● **TESTO DA LEGGERE**
────────────────────
La politica interna di Richelieu
Per dare stabilità al regno Richelieu intervenne sul problema che agitava maggiormente la Francia: lo scontro tra cattolici e ugonotti. Ritenne che non si dovessero più concedere ai protestanti quegli spazi politici e militari riconosciuti come garanzia con l’editto di Nantes. Lasciò dunque in vigore le libertà religiose stabilite dall’editto, ma non consentì agli ugonotti di possedere eserciti e piazzeforti, di cui volle riprendere il controllo impedendo ogni tentativo di ricostituzione di centri militari ugonotti. Richelieu usò la stessa durezza verso la nobiltà di origine feudale, insofferente del potere che il sovrano stava acquisendo nelle proprie mani.
La politica economica ed estera
In economia Richelieu sostenne la manifattura e l’agricoltura. Nello stesso tempo dedicò una particolare attenzione ai commerci sull’Atlantico. In questa prospettiva acquisì territori in Africa e in Canada.
Inoltre Richelieu non trascurò gli aspetti culturali, facendosi mecenate di artisti e letterati. Risale al 1635 la nascita, per suo volere, dell’Accademia di Francia, un istituto cui delegò il compito di stabilire una lingua unitaria allo scopo di cementare l’identità dei francesi e mostrare anche su quel piano la forza del potere centrale.
Il disegno politico di Richelieu si rifletté anche in politica estera. La Francia voleva imporsi come maggiore potenza continentale e per questo dichiarò guerra alla Spagna nel 1635. La guerra richiese molte risorse anche sul piano finanziario, obbligando all’imposizione di nuove tasse che provocarono moti di rivolta sia nelle campagne sia nelle città: tutte domate con energia dal cardinale. Tuttavia né Richelieu, che morì nel 1642, né Luigi XIII, venuto meno l’anno dopo, poterono assistere alla vittoriosa conclusione della guerra contro la Spagna.
────────────────────
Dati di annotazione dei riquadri
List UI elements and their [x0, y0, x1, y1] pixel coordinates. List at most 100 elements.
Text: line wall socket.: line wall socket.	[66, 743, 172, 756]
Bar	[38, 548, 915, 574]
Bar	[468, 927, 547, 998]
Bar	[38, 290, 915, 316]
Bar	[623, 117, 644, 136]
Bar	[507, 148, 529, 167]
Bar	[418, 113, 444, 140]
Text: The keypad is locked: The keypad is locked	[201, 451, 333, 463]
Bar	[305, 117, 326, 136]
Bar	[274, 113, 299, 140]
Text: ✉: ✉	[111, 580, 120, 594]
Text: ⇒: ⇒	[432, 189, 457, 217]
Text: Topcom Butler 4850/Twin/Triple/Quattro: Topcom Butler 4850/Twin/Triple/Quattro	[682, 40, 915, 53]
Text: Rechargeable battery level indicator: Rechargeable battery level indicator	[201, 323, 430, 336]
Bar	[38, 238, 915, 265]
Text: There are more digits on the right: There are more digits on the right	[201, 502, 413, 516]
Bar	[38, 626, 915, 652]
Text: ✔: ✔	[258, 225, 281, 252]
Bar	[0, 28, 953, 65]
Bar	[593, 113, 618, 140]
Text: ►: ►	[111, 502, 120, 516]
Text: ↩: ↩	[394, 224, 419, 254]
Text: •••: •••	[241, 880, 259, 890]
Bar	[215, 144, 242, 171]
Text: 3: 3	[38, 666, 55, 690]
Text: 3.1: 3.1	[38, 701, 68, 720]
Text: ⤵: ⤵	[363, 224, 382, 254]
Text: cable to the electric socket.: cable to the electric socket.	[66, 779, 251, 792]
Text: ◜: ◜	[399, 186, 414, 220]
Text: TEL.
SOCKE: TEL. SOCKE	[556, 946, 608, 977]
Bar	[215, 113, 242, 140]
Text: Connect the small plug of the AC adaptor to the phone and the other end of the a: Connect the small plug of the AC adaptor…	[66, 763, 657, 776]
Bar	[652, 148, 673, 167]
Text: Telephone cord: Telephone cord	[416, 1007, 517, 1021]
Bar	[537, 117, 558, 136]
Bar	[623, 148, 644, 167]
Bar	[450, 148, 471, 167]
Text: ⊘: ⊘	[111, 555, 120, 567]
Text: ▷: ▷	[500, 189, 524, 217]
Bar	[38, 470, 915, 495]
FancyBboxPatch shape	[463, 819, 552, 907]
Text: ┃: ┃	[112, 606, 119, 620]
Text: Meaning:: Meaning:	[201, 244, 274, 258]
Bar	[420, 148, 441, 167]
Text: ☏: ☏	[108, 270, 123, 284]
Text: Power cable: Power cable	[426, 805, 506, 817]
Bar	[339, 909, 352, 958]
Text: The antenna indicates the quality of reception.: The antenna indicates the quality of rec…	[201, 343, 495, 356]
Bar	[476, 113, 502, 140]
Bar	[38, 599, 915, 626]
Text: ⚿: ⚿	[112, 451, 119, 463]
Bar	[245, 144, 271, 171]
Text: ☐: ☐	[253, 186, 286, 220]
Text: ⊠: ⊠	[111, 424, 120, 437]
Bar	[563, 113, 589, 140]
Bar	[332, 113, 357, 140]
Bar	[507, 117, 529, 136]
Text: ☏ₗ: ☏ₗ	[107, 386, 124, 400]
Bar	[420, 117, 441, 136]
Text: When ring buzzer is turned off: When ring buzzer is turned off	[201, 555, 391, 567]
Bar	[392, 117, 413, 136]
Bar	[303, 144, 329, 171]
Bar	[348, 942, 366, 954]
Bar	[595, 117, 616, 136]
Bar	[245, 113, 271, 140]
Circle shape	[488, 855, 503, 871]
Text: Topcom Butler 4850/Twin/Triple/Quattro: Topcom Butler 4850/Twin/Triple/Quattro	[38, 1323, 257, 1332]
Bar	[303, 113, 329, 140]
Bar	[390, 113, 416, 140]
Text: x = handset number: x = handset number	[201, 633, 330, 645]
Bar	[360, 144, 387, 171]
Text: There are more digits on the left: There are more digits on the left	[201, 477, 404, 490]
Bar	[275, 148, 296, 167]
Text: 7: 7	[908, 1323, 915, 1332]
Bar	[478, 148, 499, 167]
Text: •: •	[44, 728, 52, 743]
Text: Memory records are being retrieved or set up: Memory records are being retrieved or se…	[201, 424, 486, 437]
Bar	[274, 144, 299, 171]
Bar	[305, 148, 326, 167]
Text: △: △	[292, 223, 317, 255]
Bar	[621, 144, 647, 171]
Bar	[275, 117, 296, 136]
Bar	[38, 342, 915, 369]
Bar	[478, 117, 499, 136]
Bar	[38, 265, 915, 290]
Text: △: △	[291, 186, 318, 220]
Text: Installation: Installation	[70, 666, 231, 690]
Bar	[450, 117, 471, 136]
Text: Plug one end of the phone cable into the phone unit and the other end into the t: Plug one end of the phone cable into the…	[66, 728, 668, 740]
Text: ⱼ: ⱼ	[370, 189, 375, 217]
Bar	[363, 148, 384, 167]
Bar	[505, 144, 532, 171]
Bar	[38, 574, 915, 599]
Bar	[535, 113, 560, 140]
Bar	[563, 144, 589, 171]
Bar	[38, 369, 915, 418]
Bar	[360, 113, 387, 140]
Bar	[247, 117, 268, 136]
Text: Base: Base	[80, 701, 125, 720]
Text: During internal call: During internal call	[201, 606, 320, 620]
────────────────────
● **OBIETTIVO DELL'ESERCIZIO**
Continua il testo sulla politica di Richelieu partendo dopo la sua ultima frase.

● **RISPOSTA AL COMPITO**
LA GEOGRAFIA RELIGIOSA E POLITICA DELL’IMPERO GERMANICO
Il principio riconosciuto ad Augusta nel 1555 del cuius regio eius religio (⇒ C16.5), che legava i sudditi alla fede del loro principe, aveva rappresentato un sostanziale riconoscimento per i protestanti. Ma questa soluzione aveva lasciato focolai di contrasto nei tanti piccoli domini tedeschi per il fatto che, con il mutare dei regnanti, doveva mutare anche l’adesione dei sudditi alla confessione religiosa e ciò provocava diverse instabilità.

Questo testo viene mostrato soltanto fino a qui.